# [Exercise aim]
Scan the material that follows. Copy every line containing the word "content".
-- Begin Material provided --
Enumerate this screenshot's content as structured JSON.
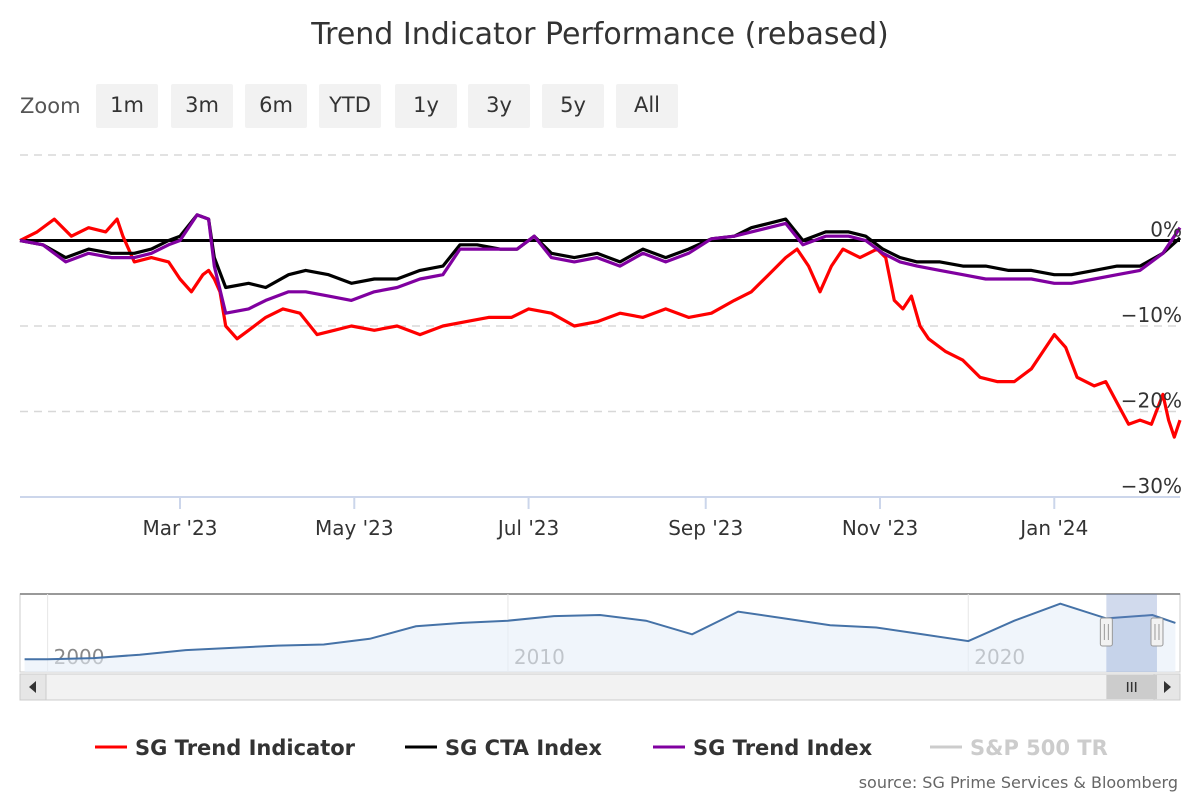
{
  "chart_data": {
    "type": "line",
    "title": "Trend Indicator Performance (rebased)",
    "zoom": {
      "label": "Zoom",
      "buttons": [
        "1m",
        "3m",
        "6m",
        "YTD",
        "1y",
        "3y",
        "5y",
        "All"
      ]
    },
    "x_ticks": [
      "Mar '23",
      "May '23",
      "Jul '23",
      "Sep '23",
      "Nov '23",
      "Jan '24"
    ],
    "x_tick_days": [
      56,
      117,
      178,
      240,
      301,
      362
    ],
    "x_range_days": [
      0,
      406
    ],
    "y_ticks": [
      {
        "value": 0,
        "label": "0%"
      },
      {
        "value": -10,
        "label": "−10%"
      },
      {
        "value": -20,
        "label": "−20%"
      },
      {
        "value": -30,
        "label": "−30%"
      }
    ],
    "ylim": [
      -30,
      10
    ],
    "series": [
      {
        "name": "SG Trend Indicator",
        "color": "#ff0000",
        "points": [
          [
            0,
            0
          ],
          [
            6,
            1
          ],
          [
            12,
            2.5
          ],
          [
            18,
            0.5
          ],
          [
            24,
            1.5
          ],
          [
            30,
            1
          ],
          [
            34,
            2.5
          ],
          [
            36,
            0.5
          ],
          [
            40,
            -2.5
          ],
          [
            46,
            -2
          ],
          [
            52,
            -2.5
          ],
          [
            56,
            -4.5
          ],
          [
            60,
            -6
          ],
          [
            64,
            -4
          ],
          [
            66,
            -3.5
          ],
          [
            68,
            -4.5
          ],
          [
            70,
            -6
          ],
          [
            72,
            -10
          ],
          [
            76,
            -11.5
          ],
          [
            80,
            -10.5
          ],
          [
            86,
            -9
          ],
          [
            92,
            -8
          ],
          [
            98,
            -8.5
          ],
          [
            104,
            -11
          ],
          [
            110,
            -10.5
          ],
          [
            116,
            -10
          ],
          [
            124,
            -10.5
          ],
          [
            132,
            -10
          ],
          [
            140,
            -11
          ],
          [
            148,
            -10
          ],
          [
            156,
            -9.5
          ],
          [
            164,
            -9
          ],
          [
            172,
            -9
          ],
          [
            178,
            -8
          ],
          [
            186,
            -8.5
          ],
          [
            194,
            -10
          ],
          [
            202,
            -9.5
          ],
          [
            210,
            -8.5
          ],
          [
            218,
            -9
          ],
          [
            226,
            -8
          ],
          [
            234,
            -9
          ],
          [
            242,
            -8.5
          ],
          [
            250,
            -7
          ],
          [
            256,
            -6
          ],
          [
            262,
            -4
          ],
          [
            268,
            -2
          ],
          [
            272,
            -1
          ],
          [
            276,
            -3
          ],
          [
            280,
            -6
          ],
          [
            284,
            -3
          ],
          [
            288,
            -1
          ],
          [
            294,
            -2
          ],
          [
            300,
            -1
          ],
          [
            303,
            -2
          ],
          [
            306,
            -7
          ],
          [
            309,
            -8
          ],
          [
            312,
            -6.5
          ],
          [
            315,
            -10
          ],
          [
            318,
            -11.5
          ],
          [
            324,
            -13
          ],
          [
            330,
            -14
          ],
          [
            336,
            -16
          ],
          [
            342,
            -16.5
          ],
          [
            348,
            -16.5
          ],
          [
            354,
            -15
          ],
          [
            358,
            -13
          ],
          [
            362,
            -11
          ],
          [
            366,
            -12.5
          ],
          [
            370,
            -16
          ],
          [
            376,
            -17
          ],
          [
            380,
            -16.5
          ],
          [
            384,
            -19
          ],
          [
            388,
            -21.5
          ],
          [
            392,
            -21
          ],
          [
            396,
            -21.5
          ],
          [
            400,
            -18
          ],
          [
            402,
            -21
          ],
          [
            404,
            -23
          ],
          [
            406,
            -21
          ]
        ]
      },
      {
        "name": "SG CTA Index",
        "color": "#000000",
        "points": [
          [
            0,
            0
          ],
          [
            8,
            -0.5
          ],
          [
            16,
            -2
          ],
          [
            24,
            -1
          ],
          [
            32,
            -1.5
          ],
          [
            40,
            -1.5
          ],
          [
            46,
            -1
          ],
          [
            52,
            0
          ],
          [
            56,
            0.5
          ],
          [
            62,
            3
          ],
          [
            66,
            2.5
          ],
          [
            68,
            -2
          ],
          [
            72,
            -5.5
          ],
          [
            80,
            -5
          ],
          [
            86,
            -5.5
          ],
          [
            94,
            -4
          ],
          [
            100,
            -3.5
          ],
          [
            108,
            -4
          ],
          [
            116,
            -5
          ],
          [
            124,
            -4.5
          ],
          [
            132,
            -4.5
          ],
          [
            140,
            -3.5
          ],
          [
            148,
            -3
          ],
          [
            154,
            -0.5
          ],
          [
            160,
            -0.5
          ],
          [
            168,
            -1
          ],
          [
            174,
            -1
          ],
          [
            180,
            0.5
          ],
          [
            186,
            -1.5
          ],
          [
            194,
            -2
          ],
          [
            202,
            -1.5
          ],
          [
            210,
            -2.5
          ],
          [
            218,
            -1
          ],
          [
            226,
            -2
          ],
          [
            234,
            -1
          ],
          [
            242,
            0.2
          ],
          [
            250,
            0.5
          ],
          [
            256,
            1.5
          ],
          [
            262,
            2
          ],
          [
            268,
            2.5
          ],
          [
            274,
            0
          ],
          [
            282,
            1
          ],
          [
            290,
            1
          ],
          [
            296,
            0.5
          ],
          [
            302,
            -1
          ],
          [
            308,
            -2
          ],
          [
            314,
            -2.5
          ],
          [
            322,
            -2.5
          ],
          [
            330,
            -3
          ],
          [
            338,
            -3
          ],
          [
            346,
            -3.5
          ],
          [
            354,
            -3.5
          ],
          [
            362,
            -4
          ],
          [
            368,
            -4
          ],
          [
            376,
            -3.5
          ],
          [
            384,
            -3
          ],
          [
            392,
            -3
          ],
          [
            400,
            -1.5
          ],
          [
            406,
            0.3
          ]
        ]
      },
      {
        "name": "SG Trend Index",
        "color": "#8000a0",
        "points": [
          [
            0,
            0
          ],
          [
            8,
            -0.5
          ],
          [
            16,
            -2.5
          ],
          [
            24,
            -1.5
          ],
          [
            32,
            -2
          ],
          [
            40,
            -2
          ],
          [
            46,
            -1.5
          ],
          [
            52,
            -0.5
          ],
          [
            56,
            0
          ],
          [
            62,
            3
          ],
          [
            66,
            2.5
          ],
          [
            68,
            -3
          ],
          [
            72,
            -8.5
          ],
          [
            80,
            -8
          ],
          [
            86,
            -7
          ],
          [
            94,
            -6
          ],
          [
            100,
            -6
          ],
          [
            108,
            -6.5
          ],
          [
            116,
            -7
          ],
          [
            124,
            -6
          ],
          [
            132,
            -5.5
          ],
          [
            140,
            -4.5
          ],
          [
            148,
            -4
          ],
          [
            154,
            -1
          ],
          [
            160,
            -1
          ],
          [
            168,
            -1
          ],
          [
            174,
            -1
          ],
          [
            180,
            0.5
          ],
          [
            186,
            -2
          ],
          [
            194,
            -2.5
          ],
          [
            202,
            -2
          ],
          [
            210,
            -3
          ],
          [
            218,
            -1.5
          ],
          [
            226,
            -2.5
          ],
          [
            234,
            -1.5
          ],
          [
            242,
            0.2
          ],
          [
            250,
            0.5
          ],
          [
            256,
            1
          ],
          [
            262,
            1.5
          ],
          [
            268,
            2
          ],
          [
            274,
            -0.5
          ],
          [
            282,
            0.5
          ],
          [
            290,
            0.5
          ],
          [
            296,
            0
          ],
          [
            302,
            -1.5
          ],
          [
            308,
            -2.5
          ],
          [
            314,
            -3
          ],
          [
            322,
            -3.5
          ],
          [
            330,
            -4
          ],
          [
            338,
            -4.5
          ],
          [
            346,
            -4.5
          ],
          [
            354,
            -4.5
          ],
          [
            362,
            -5
          ],
          [
            368,
            -5
          ],
          [
            376,
            -4.5
          ],
          [
            384,
            -4
          ],
          [
            392,
            -3.5
          ],
          [
            400,
            -1.5
          ],
          [
            406,
            1.5
          ]
        ]
      },
      {
        "name": "S&P 500 TR",
        "color": "#cccccc",
        "visible": false,
        "points": []
      }
    ],
    "navigator": {
      "labels": [
        "2000",
        "2010",
        "2020"
      ],
      "label_years": [
        2000,
        2010,
        2020
      ],
      "year_range": [
        1999.4,
        2024.6
      ],
      "selected_range": [
        2023.0,
        2024.1
      ],
      "series": [
        [
          1999.5,
          6
        ],
        [
          2000,
          6
        ],
        [
          2001,
          7
        ],
        [
          2002,
          10
        ],
        [
          2003,
          14
        ],
        [
          2004,
          16
        ],
        [
          2005,
          18
        ],
        [
          2006,
          19
        ],
        [
          2007,
          24
        ],
        [
          2008,
          35
        ],
        [
          2009,
          38
        ],
        [
          2010,
          40
        ],
        [
          2011,
          44
        ],
        [
          2012,
          45
        ],
        [
          2013,
          40
        ],
        [
          2014,
          28
        ],
        [
          2015,
          48
        ],
        [
          2016,
          42
        ],
        [
          2017,
          36
        ],
        [
          2018,
          34
        ],
        [
          2019,
          28
        ],
        [
          2020,
          22
        ],
        [
          2021,
          40
        ],
        [
          2022,
          55
        ],
        [
          2023,
          42
        ],
        [
          2024,
          45
        ],
        [
          2024.5,
          38
        ]
      ]
    },
    "legend": [
      "SG Trend Indicator",
      "SG CTA Index",
      "SG Trend Index",
      "S&P 500 TR"
    ],
    "source": "source: SG Prime Services & Bloomberg"
  }
}
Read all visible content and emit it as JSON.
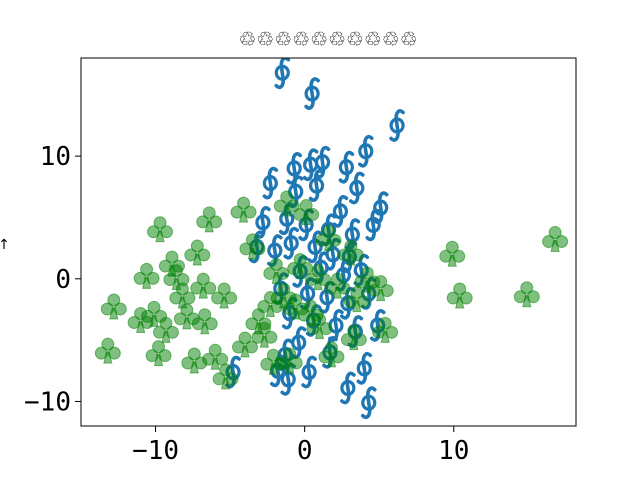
-- End Material provided --
# [Final result]
Enumerate this screenshot's content as structured JSON.
Read all visible content and emit it as JSON.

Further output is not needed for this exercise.